» **TEXTE RETENU**:
Entre lutte interne et lutte des classes

L’organisation du don au sein des Rotary Clubs

Fondés au début du XXe siècle à Chicago les Rotary Clubs rassemblaient les magnats de l’économie américaine afin d’améliorer leurs relations commerciales. Quelques années plus tard les clubs se tournent vers la philanthropie dans la lignée de nombreux millionnaires de l’époque (Guilhot 2006).
Réseau devenu international, les Rotary Clubs continuent leur recrutement au sein des différentes élites des pays dans lesquels ils sont installés et se sont désormais axés sur l’action caritative et humanitaire (l’un de leur projet est l’éradication de la poliomyélite dans le monde).
À Amiens, on trouve 4 Rotary Clubs (ce qui représente un nombre plutôt important pour une ville relativement petite), 1 club Inner-Wheel (club crée à l’origine pour accueillir les épouses de rotariens dont les clubs n’étaient pas mixtes (maintenant la plupart le sont sauf le plus ancien d’Amiens (bien que cela ne soit apparemment pas volontaire)) et un club Rotaract (pour les 18-30 ans).
Le club est dirigé par un président élu tous les ans et un bureau exécutif. Il fait partie d’un district (par exemple pour nous le district compte les clubs du nord de la France). Il est également lié au Rotary international.
Le recrutement au sein des clubs se fait par la cooptation au sein des milieux patronaux, des professions libérales, du milieu politique, de la haute administration… . Un membre du club doit proposer votre candidature pour y rentrer. Votre profil est ensuite scruté de toute part pour éviter les membres avec une réputation peu envieuse qui rejaillirait sur l’image générale du club. Une fois accepté le membre reste généralement à vie dans le club. Pouvoir se prémunir d’un club Rotary constitue d’ailleurs un avantage dans les « affaires » puisque cela témoigne d’une fiabilité, d’une « caution sociale » (Weber 1964) donnée par le club qui a vérifié le profil de la personne. Cette appartenance permet également aux membres de rencontrer d’autres acteurs influents et de se faire reconnaitre par eux (une dimension indispensable pour progresser dans les affaires) (Bourdieu 1980).

» **EXTRAIT SOURCE**:
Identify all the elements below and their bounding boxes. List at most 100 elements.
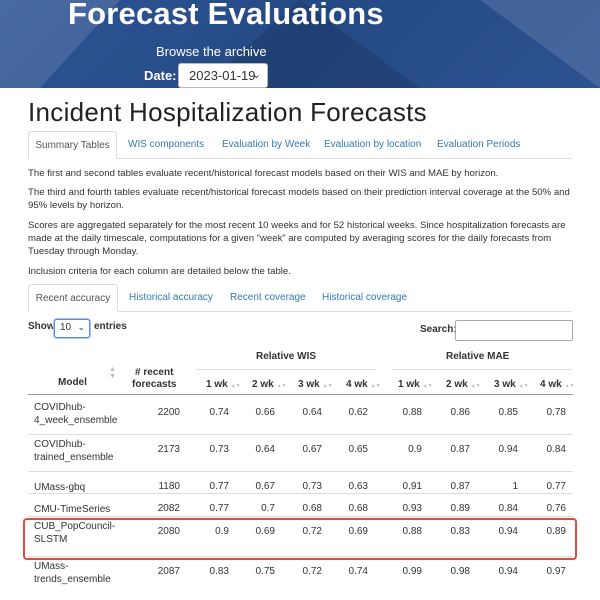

» **OBJECTIF**: Recopiez le texte sur les Rotary Clubs depuis « L’organisation du don » jusqu'à « dans le monde). » inclus, en remplaçant « philanthropie » par « bienfaisance ».

» **RÉPONSE CORRECTE**:
L’organisation du don au sein des Rotary Clubs

Fondés au début du XXe siècle à Chicago les Rotary Clubs rassemblaient les magnats de l’économie américaine afin d’améliorer leurs relations commerciales. Quelques années plus tard les clubs se tournent vers la bienfaisance dans la lignée de nombreux millionnaires de l’époque (Guilhot 2006).
Réseau devenu international, les Rotary Clubs continuent leur recrutement au sein des différentes élites des pays dans lesquels ils sont installés et se sont désormais axés sur l’action caritative et humanitaire (l’un de leur projet est l’éradication de la poliomyélite dans le monde).